**Tasks**
1. In the text on diabetes and kidney arterioles, rewrite the paragraph beginning "What exactly is your question?" more briefly, keeping its main facts.
2. From the text on diabetes and kidney arterioles, copy word for word the passage between "What exactly is" and "to the afferent.", inclusive.

=== Text excerpt ===

1.) the one thats tested is of course the context of nephrotic syndrome aka the preferental NEG of the EFFERENT arteriole leading to mesengial sclerosis and KW nodules

2.) the other one that is touched on in in the cardiac section of blood vessels, specifically the path of arteriolosclerorosis...Both benign HTN and diabetes lead to hyaline arteriosclerosis and one of the downstream complications is the arteriolosclerosis of the AFFERENT arteriole....leading to something called "arteriolonephrosclerosis" is this really characteristic of diabetes? In this case, although not mentioned, but what I am inferring, I presume you would thus expect a pre-renal azotemia correct?
 
another quick question on diabetes path on the arterioles of the kidney....pathoma hits at two important concepts....

1.) the one thats tested is of course the context of nephrotic syndrome aka the preferental NEG of the EFFERENT arteriole leading to mesengial sclerosis and KW nodules

2.) the other one that is touched on in in the cardiac section of blood vessels, specifically the path of arteriolosclerorosis...Both benign HTN and diabetes lead to hyaline arteriosclerosis and one of the downstream complications is the arteriolosclerosis of the AFFERENT arteriole....leading to something called "arteriolonephrosclerosis" is this really characteristic of diabetes? In this case, although not mentioned, but what I am inferring, I presume you would thus expect a pre-renal azotemia correct?
What exactly is your question? DM affects both afferent and efferent but efferent is the more important and early effect which causes hyperfiltration, this is followed by damage to the afferent.

=== Dataset ===

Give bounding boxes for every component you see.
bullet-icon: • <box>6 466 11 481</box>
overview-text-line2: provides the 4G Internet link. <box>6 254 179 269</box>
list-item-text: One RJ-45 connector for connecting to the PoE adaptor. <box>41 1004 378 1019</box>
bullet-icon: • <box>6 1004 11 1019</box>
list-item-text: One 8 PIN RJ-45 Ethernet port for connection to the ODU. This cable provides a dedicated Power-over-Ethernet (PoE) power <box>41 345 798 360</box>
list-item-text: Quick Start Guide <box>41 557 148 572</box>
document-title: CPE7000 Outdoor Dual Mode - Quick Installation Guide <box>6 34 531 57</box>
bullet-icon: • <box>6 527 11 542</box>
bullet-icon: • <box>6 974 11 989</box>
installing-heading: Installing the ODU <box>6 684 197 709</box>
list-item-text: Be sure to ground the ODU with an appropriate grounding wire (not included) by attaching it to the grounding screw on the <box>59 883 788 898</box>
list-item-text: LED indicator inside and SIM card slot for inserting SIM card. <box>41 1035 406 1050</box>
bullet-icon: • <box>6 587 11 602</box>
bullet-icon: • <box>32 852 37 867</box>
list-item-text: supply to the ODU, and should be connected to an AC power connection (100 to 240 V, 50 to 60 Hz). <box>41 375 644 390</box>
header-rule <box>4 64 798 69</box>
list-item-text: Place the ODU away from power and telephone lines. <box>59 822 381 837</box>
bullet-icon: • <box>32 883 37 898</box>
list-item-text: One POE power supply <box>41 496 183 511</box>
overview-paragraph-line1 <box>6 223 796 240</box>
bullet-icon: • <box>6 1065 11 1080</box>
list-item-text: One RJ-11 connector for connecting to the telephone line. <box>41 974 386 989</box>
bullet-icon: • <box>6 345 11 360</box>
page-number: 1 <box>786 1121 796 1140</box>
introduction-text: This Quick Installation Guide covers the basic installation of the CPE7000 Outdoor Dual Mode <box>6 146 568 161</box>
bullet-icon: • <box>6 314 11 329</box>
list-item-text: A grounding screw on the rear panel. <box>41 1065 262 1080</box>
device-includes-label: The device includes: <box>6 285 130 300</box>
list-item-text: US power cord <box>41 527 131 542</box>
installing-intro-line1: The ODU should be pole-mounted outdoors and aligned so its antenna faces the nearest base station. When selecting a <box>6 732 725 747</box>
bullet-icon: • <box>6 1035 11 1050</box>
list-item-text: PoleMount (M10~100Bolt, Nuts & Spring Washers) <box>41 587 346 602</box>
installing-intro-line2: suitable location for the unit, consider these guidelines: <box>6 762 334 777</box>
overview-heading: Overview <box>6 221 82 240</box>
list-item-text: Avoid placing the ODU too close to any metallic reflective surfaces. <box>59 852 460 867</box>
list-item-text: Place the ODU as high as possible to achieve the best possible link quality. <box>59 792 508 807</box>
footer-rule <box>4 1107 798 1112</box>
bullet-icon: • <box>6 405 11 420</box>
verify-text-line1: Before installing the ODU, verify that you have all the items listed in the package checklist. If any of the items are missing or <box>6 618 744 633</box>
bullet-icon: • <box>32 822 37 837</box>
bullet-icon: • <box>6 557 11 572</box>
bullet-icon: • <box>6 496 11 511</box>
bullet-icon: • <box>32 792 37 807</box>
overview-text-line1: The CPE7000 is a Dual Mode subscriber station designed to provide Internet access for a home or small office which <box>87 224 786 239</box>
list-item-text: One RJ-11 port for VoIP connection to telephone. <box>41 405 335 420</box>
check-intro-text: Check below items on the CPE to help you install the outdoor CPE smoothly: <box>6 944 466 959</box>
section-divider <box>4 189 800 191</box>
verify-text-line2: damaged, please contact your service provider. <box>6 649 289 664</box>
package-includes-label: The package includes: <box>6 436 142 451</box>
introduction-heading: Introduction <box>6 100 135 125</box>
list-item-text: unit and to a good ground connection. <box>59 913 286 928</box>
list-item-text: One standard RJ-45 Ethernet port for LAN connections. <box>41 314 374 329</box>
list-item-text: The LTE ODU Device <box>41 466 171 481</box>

===

**Expected results**
1. Diabetes affects both the afferent and efferent arterioles. The efferent effect is the more important and earlier one, causing hyperfiltration. Damage to the afferent arteriole follows.

2.
What exactly is your question? DM affects both afferent and efferent but efferent is the more important and early effect which causes hyperfiltration, this is followed by damage to the afferent.